**Problem to solve:** Beneath this sentence is a set of records; write each of them out exactly.

[Collection entries]
- - - - -

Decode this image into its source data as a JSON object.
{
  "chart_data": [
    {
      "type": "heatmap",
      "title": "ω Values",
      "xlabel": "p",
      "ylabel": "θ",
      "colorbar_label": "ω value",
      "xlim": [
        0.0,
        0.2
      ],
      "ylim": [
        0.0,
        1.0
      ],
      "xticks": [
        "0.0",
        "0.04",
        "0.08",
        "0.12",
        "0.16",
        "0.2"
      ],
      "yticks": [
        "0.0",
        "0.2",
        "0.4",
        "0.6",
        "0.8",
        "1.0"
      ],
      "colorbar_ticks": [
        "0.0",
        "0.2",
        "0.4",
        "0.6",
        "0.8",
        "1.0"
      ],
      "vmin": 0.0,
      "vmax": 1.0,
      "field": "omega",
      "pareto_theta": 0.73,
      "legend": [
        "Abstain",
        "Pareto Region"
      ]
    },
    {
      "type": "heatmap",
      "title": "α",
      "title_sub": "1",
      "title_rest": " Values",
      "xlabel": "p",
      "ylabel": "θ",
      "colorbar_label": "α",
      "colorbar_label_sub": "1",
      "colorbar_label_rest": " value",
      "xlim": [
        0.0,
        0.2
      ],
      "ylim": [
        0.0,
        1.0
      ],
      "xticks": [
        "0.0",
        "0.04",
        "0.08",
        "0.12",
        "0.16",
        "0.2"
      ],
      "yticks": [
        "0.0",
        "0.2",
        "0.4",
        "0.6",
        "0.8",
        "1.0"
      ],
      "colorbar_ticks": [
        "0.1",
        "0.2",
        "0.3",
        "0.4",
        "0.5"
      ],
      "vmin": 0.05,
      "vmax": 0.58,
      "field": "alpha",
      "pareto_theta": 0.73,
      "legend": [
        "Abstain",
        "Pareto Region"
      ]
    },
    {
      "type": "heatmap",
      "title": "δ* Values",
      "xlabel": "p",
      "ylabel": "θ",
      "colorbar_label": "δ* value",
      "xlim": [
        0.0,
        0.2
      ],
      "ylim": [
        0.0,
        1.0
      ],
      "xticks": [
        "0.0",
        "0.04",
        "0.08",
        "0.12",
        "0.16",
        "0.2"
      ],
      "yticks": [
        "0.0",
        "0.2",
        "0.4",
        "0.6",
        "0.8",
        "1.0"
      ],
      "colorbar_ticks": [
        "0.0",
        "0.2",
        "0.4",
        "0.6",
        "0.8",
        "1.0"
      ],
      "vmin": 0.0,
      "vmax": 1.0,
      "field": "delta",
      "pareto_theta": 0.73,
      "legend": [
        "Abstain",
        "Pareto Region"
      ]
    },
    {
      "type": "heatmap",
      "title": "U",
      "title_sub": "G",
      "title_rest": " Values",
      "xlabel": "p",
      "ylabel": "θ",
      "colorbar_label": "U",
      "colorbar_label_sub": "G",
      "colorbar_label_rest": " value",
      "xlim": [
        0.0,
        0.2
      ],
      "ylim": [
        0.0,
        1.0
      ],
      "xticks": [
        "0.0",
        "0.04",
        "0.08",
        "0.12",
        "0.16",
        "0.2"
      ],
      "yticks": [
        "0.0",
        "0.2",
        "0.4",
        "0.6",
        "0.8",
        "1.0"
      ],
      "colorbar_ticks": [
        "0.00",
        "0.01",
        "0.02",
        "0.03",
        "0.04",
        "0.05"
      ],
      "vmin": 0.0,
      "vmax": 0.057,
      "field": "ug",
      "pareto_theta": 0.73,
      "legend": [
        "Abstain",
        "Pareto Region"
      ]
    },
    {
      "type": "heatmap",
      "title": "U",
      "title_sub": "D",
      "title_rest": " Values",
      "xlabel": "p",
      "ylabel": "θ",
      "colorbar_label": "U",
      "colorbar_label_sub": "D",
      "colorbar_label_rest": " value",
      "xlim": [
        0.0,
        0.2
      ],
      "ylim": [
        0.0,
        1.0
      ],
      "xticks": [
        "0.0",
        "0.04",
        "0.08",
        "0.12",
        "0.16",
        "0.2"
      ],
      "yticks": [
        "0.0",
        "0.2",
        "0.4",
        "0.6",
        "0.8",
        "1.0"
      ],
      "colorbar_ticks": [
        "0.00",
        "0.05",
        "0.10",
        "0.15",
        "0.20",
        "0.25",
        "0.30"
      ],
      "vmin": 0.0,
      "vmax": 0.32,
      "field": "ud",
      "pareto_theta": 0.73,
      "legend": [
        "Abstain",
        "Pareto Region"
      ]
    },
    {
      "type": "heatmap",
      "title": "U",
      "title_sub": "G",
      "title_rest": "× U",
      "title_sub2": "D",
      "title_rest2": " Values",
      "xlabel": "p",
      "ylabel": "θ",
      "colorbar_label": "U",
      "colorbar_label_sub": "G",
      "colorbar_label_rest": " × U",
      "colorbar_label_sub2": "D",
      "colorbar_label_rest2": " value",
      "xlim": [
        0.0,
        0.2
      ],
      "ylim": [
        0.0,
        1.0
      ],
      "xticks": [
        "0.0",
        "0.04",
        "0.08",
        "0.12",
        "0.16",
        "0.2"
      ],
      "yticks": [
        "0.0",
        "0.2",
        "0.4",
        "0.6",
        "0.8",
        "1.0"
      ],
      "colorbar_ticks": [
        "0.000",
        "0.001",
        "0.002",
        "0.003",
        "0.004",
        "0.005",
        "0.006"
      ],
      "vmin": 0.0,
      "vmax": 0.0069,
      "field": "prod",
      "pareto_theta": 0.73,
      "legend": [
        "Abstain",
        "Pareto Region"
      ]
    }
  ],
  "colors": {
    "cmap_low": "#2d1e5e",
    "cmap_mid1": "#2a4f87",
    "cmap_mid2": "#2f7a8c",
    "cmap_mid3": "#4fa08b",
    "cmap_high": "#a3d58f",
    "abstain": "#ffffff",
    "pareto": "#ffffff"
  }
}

- - - - -

**Response to this task:**
Decode this image into its source data as a JSON object.
{
  "chart_data": [
    {
      "type": "heatmap",
      "title": "ω Values",
      "xlabel": "p",
      "ylabel": "θ",
      "colorbar_label": "ω value",
      "xlim": [
        0.0,
        0.2
      ],
      "ylim": [
        0.0,
        1.0
      ],
      "xticks": [
        "0.0",
        "0.04",
        "0.08",
        "0.12",
        "0.16",
        "0.2"
      ],
      "yticks": [
        "0.0",
        "0.2",
        "0.4",
        "0.6",
        "0.8",
        "1.0"
      ],
      "colorbar_ticks": [
        "0.0",
        "0.2",
        "0.4",
        "0.6",
        "0.8",
        "1.0"
      ],
      "vmin": 0.0,
      "vmax": 1.0,
      "field": "omega",
      "pareto_theta": 0.73,
      "legend": [
        "Abstain",
        "Pareto Region"
      ]
    },
    {
      "type": "heatmap",
      "title": "α",
      "title_sub": "1",
      "title_rest": " Values",
      "xlabel": "p",
      "ylabel": "θ",
      "colorbar_label": "α",
      "colorbar_label_sub": "1",
      "colorbar_label_rest": " value",
      "xlim": [
        0.0,
        0.2
      ],
      "ylim": [
        0.0,
        1.0
      ],
      "xticks": [
        "0.0",
        "0.04",
        "0.08",
        "0.12",
        "0.16",
        "0.2"
      ],
      "yticks": [
        "0.0",
        "0.2",
        "0.4",
        "0.6",
        "0.8",
        "1.0"
      ],
      "colorbar_ticks": [
        "0.1",
        "0.2",
        "0.3",
        "0.4",
        "0.5"
      ],
      "vmin": 0.05,
      "vmax": 0.58,
      "field": "alpha",
      "pareto_theta": 0.73,
      "legend": [
        "Abstain",
        "Pareto Region"
      ]
    },
    {
      "type": "heatmap",
      "title": "δ* Values",
      "xlabel": "p",
      "ylabel": "θ",
      "colorbar_label": "δ* value",
      "xlim": [
        0.0,
        0.2
      ],
      "ylim": [
        0.0,
        1.0
      ],
      "xticks": [
        "0.0",
        "0.04",
        "0.08",
        "0.12",
        "0.16",
        "0.2"
      ],
      "yticks": [
        "0.0",
        "0.2",
        "0.4",
        "0.6",
        "0.8",
        "1.0"
      ],
      "colorbar_ticks": [
        "0.0",
        "0.2",
        "0.4",
        "0.6",
        "0.8",
        "1.0"
      ],
      "vmin": 0.0,
      "vmax": 1.0,
      "field": "delta",
      "pareto_theta": 0.73,
      "legend": [
        "Abstain",
        "Pareto Region"
      ]
    },
    {
      "type": "heatmap",
      "title": "U",
      "title_sub": "G",
      "title_rest": " Values",
      "xlabel": "p",
      "ylabel": "θ",
      "colorbar_label": "U",
      "colorbar_label_sub": "G",
      "colorbar_label_rest": " value",
      "xlim": [
        0.0,
        0.2
      ],
      "ylim": [
        0.0,
        1.0
      ],
      "xticks": [
        "0.0",
        "0.04",
        "0.08",
        "0.12",
        "0.16",
        "0.2"
      ],
      "yticks": [
        "0.0",
        "0.2",
        "0.4",
        "0.6",
        "0.8",
        "1.0"
      ],
      "colorbar_ticks": [
        "0.00",
        "0.01",
        "0.02",
        "0.03",
        "0.04",
        "0.05"
      ],
      "vmin": 0.0,
      "vmax": 0.057,
      "field": "ug",
      "pareto_theta": 0.73,
      "legend": [
        "Abstain",
        "Pareto Region"
      ]
    },
    {
      "type": "heatmap",
      "title": "U",
      "title_sub": "D",
      "title_rest": " Values",
      "xlabel": "p",
      "ylabel": "θ",
      "colorbar_label": "U",
      "colorbar_label_sub": "D",
      "colorbar_label_rest": " value",
      "xlim": [
        0.0,
        0.2
      ],
      "ylim": [
        0.0,
        1.0
      ],
      "xticks": [
        "0.0",
        "0.04",
        "0.08",
        "0.12",
        "0.16",
        "0.2"
      ],
      "yticks": [
        "0.0",
        "0.2",
        "0.4",
        "0.6",
        "0.8",
        "1.0"
      ],
      "colorbar_ticks": [
        "0.00",
        "0.05",
        "0.10",
        "0.15",
        "0.20",
        "0.25",
        "0.30"
      ],
      "vmin": 0.0,
      "vmax": 0.32,
      "field": "ud",
      "pareto_theta": 0.73,
      "legend": [
        "Abstain",
        "Pareto Region"
      ]
    },
    {
      "type": "heatmap",
      "title": "U",
      "title_sub": "G",
      "title_rest": "× U",
      "title_sub2": "D",
      "title_rest2": " Values",
      "xlabel": "p",
      "ylabel": "θ",
      "colorbar_label": "U",
      "colorbar_label_sub": "G",
      "colorbar_label_rest": " × U",
      "colorbar_label_sub2": "D",
      "colorbar_label_rest2": " value",
      "xlim": [
        0.0,
        0.2
      ],
      "ylim": [
        0.0,
        1.0
      ],
      "xticks": [
        "0.0",
        "0.04",
        "0.08",
        "0.12",
        "0.16",
        "0.2"
      ],
      "yticks": [
        "0.0",
        "0.2",
        "0.4",
        "0.6",
        "0.8",
        "1.0"
      ],
      "colorbar_ticks": [
        "0.000",
        "0.001",
        "0.002",
        "0.003",
        "0.004",
        "0.005",
        "0.006"
      ],
      "vmin": 0.0,
      "vmax": 0.0069,
      "field": "prod",
      "pareto_theta": 0.73,
      "legend": [
        "Abstain",
        "Pareto Region"
      ]
    }
  ],
  "colors": {
    "cmap_low": "#2d1e5e",
    "cmap_mid1": "#2a4f87",
    "cmap_mid2": "#2f7a8c",
    "cmap_mid3": "#4fa08b",
    "cmap_high": "#a3d58f",
    "abstain": "#ffffff",
    "pareto": "#ffffff"
  }
}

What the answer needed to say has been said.